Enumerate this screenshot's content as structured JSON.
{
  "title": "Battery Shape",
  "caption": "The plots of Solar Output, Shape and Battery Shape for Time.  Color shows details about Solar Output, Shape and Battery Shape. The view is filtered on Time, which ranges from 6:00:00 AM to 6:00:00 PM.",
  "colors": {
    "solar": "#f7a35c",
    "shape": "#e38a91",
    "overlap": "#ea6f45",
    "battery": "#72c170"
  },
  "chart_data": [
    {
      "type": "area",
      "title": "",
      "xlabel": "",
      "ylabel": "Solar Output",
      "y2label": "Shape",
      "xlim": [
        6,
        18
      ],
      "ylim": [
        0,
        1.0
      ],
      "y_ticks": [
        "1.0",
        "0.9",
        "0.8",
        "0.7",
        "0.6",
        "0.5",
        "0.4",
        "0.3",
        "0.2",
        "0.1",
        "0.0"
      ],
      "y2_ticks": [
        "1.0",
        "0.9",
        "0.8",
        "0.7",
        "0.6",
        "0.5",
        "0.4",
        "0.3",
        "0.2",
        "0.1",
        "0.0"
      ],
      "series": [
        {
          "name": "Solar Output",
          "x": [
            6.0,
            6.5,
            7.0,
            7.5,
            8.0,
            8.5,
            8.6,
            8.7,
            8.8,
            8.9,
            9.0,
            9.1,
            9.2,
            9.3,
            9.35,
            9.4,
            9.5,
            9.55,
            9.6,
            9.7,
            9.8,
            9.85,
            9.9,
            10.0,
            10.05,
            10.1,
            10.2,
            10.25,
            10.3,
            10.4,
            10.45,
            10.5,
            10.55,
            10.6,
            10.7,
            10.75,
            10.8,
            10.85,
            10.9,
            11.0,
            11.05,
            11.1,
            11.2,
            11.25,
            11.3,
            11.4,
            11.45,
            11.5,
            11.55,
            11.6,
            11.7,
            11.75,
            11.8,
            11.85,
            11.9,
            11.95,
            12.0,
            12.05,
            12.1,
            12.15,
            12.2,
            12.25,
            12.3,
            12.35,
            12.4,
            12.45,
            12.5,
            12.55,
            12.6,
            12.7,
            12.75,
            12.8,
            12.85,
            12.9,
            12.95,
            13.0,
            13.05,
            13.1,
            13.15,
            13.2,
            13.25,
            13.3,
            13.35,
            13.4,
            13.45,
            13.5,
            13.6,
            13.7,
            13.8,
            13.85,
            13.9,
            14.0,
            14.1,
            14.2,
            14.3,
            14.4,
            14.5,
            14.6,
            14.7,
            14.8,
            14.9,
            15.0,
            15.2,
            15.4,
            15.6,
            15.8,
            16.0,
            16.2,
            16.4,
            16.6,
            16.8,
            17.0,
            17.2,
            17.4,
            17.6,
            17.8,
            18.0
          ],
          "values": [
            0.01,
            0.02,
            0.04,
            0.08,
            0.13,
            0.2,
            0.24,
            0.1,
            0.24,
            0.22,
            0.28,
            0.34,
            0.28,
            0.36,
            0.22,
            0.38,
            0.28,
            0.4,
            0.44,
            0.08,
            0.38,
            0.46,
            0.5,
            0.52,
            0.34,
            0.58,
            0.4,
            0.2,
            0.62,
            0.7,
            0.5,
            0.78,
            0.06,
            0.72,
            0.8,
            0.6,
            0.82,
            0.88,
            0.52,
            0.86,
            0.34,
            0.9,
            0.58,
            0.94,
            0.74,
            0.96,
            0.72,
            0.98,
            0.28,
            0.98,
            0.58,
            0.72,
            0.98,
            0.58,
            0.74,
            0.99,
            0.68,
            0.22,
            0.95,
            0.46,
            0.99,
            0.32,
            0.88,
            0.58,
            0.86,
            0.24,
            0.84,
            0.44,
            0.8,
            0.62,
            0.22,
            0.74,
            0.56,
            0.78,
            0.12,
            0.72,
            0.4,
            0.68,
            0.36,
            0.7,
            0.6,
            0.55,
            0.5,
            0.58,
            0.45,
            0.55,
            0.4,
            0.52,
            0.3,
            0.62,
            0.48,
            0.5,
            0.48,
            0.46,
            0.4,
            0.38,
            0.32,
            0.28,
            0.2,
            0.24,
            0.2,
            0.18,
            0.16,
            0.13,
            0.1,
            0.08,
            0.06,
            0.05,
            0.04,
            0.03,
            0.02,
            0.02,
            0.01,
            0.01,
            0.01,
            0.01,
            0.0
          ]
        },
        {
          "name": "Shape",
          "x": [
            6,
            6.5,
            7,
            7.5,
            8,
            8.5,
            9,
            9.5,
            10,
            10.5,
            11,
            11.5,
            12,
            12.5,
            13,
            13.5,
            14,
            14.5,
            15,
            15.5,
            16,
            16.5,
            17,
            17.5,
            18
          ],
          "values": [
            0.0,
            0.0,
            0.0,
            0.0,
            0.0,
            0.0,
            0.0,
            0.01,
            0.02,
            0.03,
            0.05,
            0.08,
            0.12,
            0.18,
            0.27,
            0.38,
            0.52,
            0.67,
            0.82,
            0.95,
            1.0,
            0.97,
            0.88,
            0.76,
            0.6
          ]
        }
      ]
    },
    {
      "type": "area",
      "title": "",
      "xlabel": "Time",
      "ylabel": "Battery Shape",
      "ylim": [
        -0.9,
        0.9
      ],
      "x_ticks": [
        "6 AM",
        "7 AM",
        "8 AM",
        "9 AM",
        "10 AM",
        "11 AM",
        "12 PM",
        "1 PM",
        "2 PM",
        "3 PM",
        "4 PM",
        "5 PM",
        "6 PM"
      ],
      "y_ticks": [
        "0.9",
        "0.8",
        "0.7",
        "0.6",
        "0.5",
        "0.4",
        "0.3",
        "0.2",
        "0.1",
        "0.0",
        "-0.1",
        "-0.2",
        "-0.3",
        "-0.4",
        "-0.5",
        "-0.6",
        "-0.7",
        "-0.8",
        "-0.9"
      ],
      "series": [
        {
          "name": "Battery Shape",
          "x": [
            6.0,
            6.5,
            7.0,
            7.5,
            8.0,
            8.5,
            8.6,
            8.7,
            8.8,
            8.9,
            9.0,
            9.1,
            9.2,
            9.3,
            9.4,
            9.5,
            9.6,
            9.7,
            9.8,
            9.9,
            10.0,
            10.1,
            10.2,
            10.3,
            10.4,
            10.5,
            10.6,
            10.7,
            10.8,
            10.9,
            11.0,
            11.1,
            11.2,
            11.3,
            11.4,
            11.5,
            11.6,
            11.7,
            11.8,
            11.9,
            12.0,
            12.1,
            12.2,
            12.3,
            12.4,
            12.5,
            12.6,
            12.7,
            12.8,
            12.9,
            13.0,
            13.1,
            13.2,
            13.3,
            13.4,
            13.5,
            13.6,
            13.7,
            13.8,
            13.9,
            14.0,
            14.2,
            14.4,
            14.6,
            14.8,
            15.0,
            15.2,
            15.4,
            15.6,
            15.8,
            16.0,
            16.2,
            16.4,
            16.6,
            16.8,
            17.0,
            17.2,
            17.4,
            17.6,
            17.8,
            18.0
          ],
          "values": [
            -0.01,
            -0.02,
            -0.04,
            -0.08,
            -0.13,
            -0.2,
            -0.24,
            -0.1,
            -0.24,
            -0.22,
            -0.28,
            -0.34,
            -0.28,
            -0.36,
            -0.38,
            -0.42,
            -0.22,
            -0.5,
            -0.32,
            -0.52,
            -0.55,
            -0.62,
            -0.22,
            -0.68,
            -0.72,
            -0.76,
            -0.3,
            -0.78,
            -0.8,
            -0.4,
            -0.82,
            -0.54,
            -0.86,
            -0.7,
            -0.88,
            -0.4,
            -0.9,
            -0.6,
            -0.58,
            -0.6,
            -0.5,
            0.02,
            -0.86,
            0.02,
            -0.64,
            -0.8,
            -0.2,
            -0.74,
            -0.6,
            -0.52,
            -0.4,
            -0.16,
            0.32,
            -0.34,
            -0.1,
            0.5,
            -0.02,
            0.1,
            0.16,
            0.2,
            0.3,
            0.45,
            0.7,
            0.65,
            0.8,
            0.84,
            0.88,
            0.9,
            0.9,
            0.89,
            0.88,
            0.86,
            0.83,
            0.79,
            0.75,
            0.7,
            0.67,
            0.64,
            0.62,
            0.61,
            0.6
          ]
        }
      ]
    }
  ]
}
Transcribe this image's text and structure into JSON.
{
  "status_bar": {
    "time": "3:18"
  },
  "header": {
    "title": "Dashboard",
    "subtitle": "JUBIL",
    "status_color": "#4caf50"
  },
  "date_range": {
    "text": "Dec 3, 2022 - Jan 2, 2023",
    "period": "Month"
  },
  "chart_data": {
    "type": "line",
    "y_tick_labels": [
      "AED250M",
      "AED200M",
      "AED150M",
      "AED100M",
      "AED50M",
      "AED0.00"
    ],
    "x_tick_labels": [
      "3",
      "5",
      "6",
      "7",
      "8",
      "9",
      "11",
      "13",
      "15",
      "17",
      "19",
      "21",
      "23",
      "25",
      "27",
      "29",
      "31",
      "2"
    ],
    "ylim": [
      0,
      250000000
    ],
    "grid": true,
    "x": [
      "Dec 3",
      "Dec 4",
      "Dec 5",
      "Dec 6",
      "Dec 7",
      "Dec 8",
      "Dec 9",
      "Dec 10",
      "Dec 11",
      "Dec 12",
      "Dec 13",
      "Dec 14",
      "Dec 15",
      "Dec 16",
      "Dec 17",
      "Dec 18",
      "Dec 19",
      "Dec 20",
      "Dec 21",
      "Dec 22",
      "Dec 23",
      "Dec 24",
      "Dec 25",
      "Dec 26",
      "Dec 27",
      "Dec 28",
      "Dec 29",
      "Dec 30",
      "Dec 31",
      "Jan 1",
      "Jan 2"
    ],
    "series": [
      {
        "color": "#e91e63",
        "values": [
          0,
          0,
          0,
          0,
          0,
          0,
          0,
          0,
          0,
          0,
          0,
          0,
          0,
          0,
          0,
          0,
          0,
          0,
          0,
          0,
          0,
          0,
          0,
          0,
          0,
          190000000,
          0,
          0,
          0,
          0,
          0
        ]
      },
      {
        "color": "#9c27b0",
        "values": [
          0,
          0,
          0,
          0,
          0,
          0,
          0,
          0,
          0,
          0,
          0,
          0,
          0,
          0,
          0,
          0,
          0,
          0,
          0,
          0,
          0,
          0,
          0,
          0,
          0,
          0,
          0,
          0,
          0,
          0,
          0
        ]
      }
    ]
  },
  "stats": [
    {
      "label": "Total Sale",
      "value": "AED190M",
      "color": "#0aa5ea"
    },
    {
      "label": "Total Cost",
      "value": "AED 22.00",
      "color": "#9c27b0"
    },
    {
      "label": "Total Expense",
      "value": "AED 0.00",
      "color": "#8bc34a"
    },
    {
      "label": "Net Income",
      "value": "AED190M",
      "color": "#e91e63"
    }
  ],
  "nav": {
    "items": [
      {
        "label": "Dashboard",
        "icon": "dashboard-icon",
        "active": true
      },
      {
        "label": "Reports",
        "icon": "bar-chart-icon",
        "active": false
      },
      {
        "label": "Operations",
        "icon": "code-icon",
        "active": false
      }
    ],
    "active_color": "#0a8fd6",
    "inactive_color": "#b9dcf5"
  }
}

______

### Written problem
Within the material above, find the lines that contain the word "text"; copy them.

### Solution for this exercise
Transcribe this image's text and structure into JSON.
    "text": "Dec 3, 2022 - Jan 2, 2023",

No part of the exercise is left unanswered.